## TASK BRIEF:
Filter the data below for the string "final" and copy each matching line.

## INFORMATION GIVEN:
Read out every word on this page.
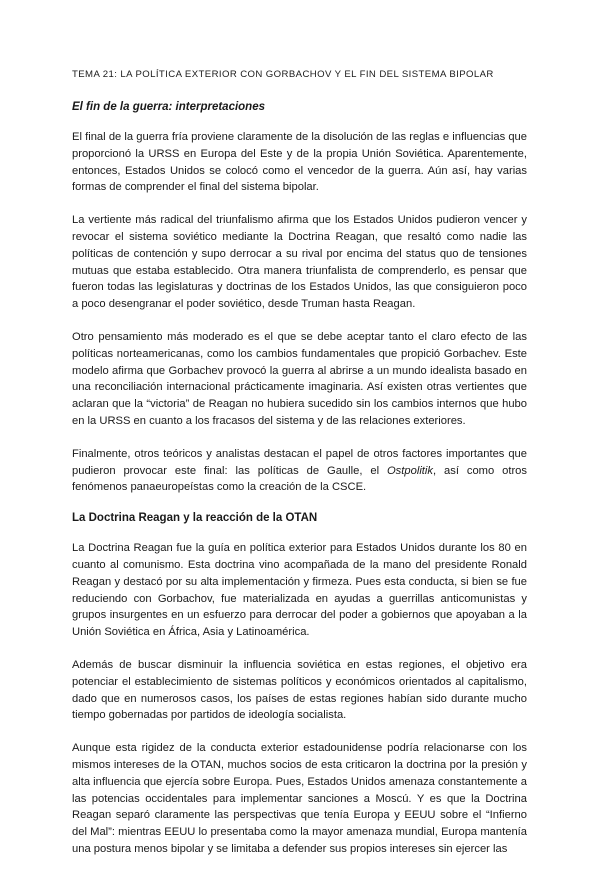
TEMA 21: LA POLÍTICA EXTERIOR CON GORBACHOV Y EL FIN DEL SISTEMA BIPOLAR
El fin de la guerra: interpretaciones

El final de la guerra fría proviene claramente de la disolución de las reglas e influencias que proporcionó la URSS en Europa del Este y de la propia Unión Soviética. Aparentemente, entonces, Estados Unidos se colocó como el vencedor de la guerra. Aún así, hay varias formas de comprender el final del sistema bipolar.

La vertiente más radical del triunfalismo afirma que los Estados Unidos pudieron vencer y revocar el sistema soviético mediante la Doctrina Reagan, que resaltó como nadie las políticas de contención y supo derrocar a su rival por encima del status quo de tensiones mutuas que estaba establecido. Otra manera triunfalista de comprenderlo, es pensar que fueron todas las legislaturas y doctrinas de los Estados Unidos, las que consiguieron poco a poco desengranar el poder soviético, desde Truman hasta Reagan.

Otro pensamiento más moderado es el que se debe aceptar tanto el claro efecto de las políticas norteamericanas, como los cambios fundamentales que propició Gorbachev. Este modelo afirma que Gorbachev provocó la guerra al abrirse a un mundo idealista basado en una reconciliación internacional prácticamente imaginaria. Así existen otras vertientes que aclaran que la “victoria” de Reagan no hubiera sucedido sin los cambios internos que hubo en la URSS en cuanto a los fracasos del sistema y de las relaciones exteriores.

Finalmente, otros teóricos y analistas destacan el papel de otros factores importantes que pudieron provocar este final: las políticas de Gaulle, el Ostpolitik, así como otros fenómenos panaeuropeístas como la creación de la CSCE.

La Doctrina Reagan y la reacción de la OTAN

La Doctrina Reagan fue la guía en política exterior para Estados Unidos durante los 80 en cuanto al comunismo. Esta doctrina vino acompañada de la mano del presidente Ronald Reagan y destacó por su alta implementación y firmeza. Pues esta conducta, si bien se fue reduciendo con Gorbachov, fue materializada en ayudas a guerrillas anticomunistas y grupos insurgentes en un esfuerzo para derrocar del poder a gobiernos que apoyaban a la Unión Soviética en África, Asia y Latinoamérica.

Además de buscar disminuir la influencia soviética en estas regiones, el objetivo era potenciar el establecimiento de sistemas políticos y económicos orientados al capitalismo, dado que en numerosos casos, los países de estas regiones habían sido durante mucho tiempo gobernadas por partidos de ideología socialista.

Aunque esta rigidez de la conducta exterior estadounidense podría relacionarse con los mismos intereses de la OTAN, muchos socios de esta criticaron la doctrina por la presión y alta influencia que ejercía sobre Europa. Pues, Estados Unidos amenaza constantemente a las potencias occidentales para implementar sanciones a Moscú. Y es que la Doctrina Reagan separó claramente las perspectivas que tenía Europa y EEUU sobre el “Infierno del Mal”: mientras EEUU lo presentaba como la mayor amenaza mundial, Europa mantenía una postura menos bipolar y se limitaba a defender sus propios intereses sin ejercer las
==
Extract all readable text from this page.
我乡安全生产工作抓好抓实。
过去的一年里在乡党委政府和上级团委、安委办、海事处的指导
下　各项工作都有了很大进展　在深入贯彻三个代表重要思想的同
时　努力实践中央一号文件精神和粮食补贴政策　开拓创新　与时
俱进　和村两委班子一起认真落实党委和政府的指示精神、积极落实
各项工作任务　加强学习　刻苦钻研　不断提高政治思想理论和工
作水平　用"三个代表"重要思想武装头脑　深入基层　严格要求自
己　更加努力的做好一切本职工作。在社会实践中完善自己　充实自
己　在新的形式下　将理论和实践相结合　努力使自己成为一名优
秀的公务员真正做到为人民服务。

## RESULT OF THE EXERCISE:
El final de la guerra fría proviene claramente de la disolución de las reglas e influencias que proporcionó la URSS en Europa del Este y de la propia Unión Soviética. Aparentemente, entonces, Estados Unidos se colocó como el vencedor de la guerra. Aún así, hay varias formas de comprender el final del sistema bipolar.
Finalmente, otros teóricos y analistas destacan el papel de otros factores importantes que pudieron provocar este final: las políticas de Gaulle, el Ostpolitik, así como otros fenómenos panaeuropeístas como la creación de la CSCE.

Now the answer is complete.